▸ **Written problem**
Gather all lines in the data that hold the string "airport".
%%
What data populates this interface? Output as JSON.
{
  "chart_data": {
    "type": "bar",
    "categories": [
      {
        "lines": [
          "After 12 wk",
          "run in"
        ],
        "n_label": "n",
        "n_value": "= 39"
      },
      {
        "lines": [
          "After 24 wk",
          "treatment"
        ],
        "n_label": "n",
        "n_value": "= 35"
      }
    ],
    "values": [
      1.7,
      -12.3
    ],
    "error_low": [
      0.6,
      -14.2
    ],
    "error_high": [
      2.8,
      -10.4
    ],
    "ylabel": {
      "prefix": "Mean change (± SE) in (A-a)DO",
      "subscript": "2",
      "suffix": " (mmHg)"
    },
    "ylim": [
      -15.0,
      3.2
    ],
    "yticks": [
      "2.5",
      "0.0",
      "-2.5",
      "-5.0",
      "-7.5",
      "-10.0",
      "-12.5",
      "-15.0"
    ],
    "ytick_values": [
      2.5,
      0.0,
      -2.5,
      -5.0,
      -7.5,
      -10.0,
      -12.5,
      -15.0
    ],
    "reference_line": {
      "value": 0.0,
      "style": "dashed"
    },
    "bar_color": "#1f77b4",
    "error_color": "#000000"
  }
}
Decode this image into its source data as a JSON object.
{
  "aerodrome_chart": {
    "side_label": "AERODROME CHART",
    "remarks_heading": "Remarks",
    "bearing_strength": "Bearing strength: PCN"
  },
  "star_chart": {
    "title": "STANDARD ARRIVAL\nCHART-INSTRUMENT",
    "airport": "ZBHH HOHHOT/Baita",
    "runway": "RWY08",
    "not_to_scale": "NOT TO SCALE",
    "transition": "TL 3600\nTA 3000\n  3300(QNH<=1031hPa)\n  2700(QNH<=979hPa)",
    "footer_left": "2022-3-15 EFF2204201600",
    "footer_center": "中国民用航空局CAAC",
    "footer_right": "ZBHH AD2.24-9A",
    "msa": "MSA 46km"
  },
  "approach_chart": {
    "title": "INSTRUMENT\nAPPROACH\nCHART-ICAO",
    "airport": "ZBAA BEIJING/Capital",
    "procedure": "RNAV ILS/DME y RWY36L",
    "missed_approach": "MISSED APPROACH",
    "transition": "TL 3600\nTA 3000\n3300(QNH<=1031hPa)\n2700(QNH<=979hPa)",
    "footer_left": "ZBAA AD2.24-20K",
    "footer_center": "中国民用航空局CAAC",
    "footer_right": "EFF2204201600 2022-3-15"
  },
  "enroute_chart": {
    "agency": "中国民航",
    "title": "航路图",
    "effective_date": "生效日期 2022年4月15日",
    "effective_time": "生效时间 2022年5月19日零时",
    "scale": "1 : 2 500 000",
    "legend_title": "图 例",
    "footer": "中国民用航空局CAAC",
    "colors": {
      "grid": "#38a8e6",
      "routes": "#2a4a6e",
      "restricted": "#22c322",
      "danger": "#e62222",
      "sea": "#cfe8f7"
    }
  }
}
%%
▸ **Written response**
    "airport": "ZBHH HOHHOT/Baita",
    "airport": "ZBAA BEIJING/Capital",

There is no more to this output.